*Aim*: Select all lines holding the word "into" from the entries that follow.

******

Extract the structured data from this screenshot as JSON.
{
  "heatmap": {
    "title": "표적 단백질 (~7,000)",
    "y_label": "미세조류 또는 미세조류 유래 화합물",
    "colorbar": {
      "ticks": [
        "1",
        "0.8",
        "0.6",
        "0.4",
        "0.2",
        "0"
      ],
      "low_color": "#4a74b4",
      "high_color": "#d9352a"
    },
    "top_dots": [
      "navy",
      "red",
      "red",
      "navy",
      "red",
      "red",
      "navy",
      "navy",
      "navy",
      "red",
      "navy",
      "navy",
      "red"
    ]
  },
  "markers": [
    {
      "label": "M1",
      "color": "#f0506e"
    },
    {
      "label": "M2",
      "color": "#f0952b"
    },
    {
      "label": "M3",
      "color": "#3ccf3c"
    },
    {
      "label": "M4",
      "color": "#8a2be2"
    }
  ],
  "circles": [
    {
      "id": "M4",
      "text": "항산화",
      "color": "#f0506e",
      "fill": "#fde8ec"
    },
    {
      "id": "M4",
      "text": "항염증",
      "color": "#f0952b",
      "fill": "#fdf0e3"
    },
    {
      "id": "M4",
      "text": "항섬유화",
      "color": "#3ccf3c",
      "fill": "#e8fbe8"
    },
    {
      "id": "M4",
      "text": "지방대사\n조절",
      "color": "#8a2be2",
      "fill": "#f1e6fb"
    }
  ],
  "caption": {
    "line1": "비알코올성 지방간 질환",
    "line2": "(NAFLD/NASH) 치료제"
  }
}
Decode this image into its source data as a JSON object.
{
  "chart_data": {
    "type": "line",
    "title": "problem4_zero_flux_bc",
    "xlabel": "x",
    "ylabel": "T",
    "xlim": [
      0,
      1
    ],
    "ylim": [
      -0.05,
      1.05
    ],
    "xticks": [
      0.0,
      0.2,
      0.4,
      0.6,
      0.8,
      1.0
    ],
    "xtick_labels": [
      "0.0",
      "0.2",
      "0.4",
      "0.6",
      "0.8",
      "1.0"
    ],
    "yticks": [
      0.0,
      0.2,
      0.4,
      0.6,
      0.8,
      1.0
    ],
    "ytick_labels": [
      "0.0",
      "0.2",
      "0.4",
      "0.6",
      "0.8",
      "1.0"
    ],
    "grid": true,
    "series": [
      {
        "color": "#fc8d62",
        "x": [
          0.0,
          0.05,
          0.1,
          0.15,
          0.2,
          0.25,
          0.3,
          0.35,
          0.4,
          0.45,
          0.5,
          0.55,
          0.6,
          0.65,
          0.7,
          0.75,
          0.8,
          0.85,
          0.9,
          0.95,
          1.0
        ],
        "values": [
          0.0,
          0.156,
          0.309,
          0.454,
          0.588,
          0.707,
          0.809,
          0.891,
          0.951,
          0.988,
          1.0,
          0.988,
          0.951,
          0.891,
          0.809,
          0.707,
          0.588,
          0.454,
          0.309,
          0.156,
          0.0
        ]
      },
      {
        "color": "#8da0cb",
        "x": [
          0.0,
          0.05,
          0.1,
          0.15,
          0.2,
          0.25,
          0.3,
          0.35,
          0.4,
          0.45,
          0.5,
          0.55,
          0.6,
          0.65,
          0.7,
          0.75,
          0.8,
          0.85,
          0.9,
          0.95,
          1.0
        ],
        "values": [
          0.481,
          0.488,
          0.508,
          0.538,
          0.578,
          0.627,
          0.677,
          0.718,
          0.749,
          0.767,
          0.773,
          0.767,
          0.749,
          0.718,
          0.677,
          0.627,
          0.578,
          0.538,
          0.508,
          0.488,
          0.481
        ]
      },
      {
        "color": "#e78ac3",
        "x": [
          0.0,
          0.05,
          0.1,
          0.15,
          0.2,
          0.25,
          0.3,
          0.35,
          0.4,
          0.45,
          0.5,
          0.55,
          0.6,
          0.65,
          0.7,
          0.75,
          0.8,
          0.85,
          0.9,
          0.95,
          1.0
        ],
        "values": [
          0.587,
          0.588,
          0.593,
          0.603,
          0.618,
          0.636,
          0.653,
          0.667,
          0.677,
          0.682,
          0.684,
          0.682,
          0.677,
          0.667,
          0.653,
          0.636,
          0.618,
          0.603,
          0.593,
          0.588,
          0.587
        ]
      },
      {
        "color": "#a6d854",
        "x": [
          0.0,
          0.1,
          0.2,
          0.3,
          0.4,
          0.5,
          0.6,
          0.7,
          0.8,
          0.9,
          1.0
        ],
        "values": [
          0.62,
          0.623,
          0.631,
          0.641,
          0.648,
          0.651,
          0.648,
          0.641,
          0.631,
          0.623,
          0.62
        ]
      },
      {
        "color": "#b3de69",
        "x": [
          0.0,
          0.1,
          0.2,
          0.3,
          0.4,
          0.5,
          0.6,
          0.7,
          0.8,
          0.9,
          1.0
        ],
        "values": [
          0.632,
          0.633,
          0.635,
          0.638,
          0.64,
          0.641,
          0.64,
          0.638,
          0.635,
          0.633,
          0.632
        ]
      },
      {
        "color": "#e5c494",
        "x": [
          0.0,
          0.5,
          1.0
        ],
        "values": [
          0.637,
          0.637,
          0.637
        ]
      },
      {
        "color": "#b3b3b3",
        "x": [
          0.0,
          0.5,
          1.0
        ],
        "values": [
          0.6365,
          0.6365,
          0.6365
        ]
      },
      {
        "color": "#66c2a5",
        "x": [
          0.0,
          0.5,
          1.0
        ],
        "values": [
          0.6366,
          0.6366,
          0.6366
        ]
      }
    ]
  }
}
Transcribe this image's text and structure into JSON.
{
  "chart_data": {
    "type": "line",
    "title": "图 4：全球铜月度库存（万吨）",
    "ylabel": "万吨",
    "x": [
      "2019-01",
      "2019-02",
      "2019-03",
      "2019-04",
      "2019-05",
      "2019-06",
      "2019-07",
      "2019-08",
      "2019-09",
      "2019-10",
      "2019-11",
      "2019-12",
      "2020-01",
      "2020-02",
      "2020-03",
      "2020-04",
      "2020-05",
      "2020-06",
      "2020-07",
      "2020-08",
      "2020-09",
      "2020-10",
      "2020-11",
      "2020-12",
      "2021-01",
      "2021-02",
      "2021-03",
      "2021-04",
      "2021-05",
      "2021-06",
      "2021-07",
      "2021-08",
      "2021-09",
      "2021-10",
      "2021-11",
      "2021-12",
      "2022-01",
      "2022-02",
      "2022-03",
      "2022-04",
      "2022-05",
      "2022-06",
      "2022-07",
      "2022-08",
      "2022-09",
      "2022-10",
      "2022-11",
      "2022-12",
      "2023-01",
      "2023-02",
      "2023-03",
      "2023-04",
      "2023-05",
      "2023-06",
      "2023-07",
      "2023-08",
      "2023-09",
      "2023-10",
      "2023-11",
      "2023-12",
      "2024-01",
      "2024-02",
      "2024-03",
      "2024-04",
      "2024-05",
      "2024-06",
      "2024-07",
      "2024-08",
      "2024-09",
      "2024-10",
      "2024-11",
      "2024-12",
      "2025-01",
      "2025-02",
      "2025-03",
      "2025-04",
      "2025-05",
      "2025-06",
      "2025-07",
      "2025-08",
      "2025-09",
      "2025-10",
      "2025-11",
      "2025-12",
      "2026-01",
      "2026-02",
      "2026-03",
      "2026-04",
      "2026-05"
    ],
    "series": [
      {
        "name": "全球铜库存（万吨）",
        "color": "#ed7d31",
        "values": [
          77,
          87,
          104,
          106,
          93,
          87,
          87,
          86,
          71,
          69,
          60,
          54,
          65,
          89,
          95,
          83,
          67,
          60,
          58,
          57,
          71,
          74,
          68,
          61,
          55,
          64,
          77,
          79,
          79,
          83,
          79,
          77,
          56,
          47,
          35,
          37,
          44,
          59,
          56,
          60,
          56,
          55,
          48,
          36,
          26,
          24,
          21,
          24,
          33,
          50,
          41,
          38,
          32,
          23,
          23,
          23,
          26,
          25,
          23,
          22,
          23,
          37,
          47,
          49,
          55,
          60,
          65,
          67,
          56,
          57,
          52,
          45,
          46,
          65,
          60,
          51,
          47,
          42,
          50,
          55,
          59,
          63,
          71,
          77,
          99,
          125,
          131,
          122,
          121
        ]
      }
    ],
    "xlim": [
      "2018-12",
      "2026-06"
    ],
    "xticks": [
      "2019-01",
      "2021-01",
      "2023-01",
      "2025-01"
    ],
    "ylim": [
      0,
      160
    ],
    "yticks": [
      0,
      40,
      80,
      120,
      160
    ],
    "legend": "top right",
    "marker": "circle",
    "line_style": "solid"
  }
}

******

*Correct response*:
Decode this image into its source data as a JSON object.
Transcribe this image's text and structure into JSON.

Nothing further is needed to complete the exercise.